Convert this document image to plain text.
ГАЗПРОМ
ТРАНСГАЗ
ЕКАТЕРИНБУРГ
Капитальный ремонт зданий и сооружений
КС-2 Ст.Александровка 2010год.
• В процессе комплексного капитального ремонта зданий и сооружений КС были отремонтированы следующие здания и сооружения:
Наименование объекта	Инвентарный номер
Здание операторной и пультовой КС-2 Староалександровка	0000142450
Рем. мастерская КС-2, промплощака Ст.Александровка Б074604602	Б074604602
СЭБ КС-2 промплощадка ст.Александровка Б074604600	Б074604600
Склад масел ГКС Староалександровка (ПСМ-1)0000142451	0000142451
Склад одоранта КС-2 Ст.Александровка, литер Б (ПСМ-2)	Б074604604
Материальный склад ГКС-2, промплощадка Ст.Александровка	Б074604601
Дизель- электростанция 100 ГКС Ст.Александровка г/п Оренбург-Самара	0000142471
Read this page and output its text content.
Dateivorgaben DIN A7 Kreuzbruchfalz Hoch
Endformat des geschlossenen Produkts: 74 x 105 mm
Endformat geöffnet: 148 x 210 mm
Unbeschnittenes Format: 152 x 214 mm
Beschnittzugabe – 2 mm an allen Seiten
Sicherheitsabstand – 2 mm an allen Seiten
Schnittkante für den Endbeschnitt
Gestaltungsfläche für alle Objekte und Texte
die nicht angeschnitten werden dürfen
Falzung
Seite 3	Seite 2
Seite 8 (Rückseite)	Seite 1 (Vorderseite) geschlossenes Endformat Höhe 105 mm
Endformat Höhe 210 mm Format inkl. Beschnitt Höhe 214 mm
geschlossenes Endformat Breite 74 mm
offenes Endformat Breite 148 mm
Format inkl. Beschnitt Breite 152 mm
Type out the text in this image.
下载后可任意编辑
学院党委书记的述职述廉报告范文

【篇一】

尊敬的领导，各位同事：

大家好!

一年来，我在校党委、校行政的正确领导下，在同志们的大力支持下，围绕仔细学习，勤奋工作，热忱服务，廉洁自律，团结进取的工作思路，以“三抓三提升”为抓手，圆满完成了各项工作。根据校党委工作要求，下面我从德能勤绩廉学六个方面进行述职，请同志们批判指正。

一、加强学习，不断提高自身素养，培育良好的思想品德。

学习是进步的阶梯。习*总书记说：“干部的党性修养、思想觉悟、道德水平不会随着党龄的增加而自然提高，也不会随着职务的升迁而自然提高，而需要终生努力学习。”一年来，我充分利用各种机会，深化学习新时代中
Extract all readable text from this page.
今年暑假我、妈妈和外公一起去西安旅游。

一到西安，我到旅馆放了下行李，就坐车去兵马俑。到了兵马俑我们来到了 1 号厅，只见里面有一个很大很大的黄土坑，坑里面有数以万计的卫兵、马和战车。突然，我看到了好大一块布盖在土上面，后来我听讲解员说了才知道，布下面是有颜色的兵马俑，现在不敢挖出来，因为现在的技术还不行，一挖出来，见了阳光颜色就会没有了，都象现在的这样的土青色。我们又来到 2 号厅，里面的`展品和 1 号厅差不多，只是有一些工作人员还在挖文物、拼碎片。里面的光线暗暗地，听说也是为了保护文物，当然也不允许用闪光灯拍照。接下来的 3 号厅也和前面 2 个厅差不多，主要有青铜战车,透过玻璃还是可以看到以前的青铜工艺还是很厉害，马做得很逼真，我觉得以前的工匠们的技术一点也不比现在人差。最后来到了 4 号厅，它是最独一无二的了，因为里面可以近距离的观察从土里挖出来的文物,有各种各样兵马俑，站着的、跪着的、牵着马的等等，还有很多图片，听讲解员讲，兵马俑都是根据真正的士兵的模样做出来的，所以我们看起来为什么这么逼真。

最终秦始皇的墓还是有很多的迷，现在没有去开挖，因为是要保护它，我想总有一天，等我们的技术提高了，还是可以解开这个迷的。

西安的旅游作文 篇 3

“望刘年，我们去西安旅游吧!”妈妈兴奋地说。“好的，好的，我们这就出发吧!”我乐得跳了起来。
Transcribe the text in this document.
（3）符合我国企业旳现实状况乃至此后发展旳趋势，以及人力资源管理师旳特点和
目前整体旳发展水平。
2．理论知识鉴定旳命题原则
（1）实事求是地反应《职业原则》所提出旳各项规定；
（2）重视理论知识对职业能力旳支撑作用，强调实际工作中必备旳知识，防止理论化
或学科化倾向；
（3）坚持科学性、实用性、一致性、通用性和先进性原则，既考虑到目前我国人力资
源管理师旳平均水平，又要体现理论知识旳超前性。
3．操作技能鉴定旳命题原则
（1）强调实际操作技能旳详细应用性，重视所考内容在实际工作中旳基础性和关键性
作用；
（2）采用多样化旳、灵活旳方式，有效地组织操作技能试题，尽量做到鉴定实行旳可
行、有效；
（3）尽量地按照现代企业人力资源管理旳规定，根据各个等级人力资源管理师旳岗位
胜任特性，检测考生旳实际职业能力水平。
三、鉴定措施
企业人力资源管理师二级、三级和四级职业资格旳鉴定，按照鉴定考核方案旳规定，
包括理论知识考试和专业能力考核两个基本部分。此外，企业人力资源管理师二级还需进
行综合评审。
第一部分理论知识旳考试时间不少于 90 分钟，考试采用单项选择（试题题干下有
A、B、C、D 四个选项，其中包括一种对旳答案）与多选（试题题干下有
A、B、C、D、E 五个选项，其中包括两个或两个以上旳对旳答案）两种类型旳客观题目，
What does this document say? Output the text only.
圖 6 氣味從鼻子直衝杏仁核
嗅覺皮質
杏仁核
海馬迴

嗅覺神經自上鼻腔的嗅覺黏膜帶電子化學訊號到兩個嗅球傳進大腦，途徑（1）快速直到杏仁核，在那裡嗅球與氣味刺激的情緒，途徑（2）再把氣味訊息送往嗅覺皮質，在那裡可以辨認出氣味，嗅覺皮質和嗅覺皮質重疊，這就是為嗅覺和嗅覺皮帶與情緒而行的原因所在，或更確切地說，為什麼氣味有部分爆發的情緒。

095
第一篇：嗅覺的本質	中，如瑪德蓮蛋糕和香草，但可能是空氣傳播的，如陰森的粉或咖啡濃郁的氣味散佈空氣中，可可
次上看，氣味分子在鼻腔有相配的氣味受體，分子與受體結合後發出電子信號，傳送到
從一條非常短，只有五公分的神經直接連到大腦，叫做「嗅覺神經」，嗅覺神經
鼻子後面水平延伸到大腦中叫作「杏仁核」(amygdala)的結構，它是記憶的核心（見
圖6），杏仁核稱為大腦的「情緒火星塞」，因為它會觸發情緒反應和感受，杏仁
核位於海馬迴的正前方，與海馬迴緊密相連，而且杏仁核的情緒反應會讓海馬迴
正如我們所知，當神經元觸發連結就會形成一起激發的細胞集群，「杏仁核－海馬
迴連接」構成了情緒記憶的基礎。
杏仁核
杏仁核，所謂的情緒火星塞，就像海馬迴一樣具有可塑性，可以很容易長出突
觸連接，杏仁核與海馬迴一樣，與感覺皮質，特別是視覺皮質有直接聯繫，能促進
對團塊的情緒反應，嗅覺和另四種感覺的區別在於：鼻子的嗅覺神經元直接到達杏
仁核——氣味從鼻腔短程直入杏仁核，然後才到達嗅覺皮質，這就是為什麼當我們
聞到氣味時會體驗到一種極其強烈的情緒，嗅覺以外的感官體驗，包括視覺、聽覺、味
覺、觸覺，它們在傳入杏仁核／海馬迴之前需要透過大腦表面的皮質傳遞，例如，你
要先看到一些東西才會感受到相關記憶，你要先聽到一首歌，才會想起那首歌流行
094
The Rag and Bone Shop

------------------------

> PROBLEM TO SOLVE:
Locate the word "geschlossenes" in the data above. Copy every line carrying it.

> EXPECTED OUTPUT:
Seite 8 (Rückseite)	Seite 1 (Vorderseite) geschlossenes Endformat Höhe 105 mm
geschlossenes Endformat Breite 74 mm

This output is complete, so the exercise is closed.